## Material provided
┄┄┄┄┄┄┄┄┄┄

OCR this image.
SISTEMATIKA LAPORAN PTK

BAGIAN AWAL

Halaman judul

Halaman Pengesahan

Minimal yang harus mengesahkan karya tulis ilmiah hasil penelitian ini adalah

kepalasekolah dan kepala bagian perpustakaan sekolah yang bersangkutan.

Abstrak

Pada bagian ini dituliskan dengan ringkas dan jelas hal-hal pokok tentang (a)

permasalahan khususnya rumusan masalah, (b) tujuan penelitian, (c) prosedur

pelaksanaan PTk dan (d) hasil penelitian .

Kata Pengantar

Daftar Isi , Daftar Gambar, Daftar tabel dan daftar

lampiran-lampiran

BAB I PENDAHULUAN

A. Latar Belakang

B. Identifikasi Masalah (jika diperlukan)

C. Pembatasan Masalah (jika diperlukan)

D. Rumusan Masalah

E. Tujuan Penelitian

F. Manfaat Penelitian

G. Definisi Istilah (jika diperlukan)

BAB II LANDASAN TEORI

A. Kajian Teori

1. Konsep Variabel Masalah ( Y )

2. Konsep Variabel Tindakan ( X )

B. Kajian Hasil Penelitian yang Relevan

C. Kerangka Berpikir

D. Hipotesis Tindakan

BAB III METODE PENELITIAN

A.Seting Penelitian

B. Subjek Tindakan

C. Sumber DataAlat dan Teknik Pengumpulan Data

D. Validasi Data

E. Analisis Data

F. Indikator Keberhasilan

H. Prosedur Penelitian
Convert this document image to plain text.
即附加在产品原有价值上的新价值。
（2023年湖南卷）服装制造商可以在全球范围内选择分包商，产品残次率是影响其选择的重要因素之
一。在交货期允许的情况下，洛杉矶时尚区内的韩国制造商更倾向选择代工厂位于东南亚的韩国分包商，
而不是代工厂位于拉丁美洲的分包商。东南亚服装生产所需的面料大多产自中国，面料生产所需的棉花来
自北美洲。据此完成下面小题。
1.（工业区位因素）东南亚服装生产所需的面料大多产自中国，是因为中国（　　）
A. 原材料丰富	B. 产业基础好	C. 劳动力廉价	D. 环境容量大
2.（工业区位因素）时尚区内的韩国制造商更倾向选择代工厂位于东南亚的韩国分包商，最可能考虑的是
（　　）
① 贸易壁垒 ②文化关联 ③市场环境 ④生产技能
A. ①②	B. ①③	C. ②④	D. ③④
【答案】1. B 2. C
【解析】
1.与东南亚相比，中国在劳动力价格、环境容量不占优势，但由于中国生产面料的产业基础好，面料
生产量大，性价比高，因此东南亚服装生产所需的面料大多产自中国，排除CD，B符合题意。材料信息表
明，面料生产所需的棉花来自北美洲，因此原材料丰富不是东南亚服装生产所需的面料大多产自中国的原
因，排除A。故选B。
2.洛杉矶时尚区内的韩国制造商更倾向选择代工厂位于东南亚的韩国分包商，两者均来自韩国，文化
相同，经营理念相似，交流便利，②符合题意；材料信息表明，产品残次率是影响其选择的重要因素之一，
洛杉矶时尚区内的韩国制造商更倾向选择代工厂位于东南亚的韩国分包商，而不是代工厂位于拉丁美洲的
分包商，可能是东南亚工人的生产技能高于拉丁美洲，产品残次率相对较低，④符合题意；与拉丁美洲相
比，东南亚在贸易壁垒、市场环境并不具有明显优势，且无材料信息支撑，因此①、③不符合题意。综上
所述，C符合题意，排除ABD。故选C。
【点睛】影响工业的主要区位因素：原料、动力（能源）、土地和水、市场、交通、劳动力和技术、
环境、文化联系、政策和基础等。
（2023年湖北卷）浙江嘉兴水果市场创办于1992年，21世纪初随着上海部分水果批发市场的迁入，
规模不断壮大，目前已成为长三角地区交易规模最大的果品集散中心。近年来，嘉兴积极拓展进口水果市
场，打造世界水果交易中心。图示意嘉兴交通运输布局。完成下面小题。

┄┄┄┄┄┄┄┄┄┄

## Exercise task
Looking at the data above, show all lines where the word "洛杉矶时尚区内的韩国制造商更倾向选择代工厂位于东南亚的韩国分包商" occurs.

## Answer to the problem
一。在交货期允许的情况下，洛杉矶时尚区内的韩国制造商更倾向选择代工厂位于东南亚的韩国分包商，
2.洛杉矶时尚区内的韩国制造商更倾向选择代工厂位于东南亚的韩国分包商，两者均来自韩国，文化
洛杉矶时尚区内的韩国制造商更倾向选择代工厂位于东南亚的韩国分包商，而不是代工厂位于拉丁美洲的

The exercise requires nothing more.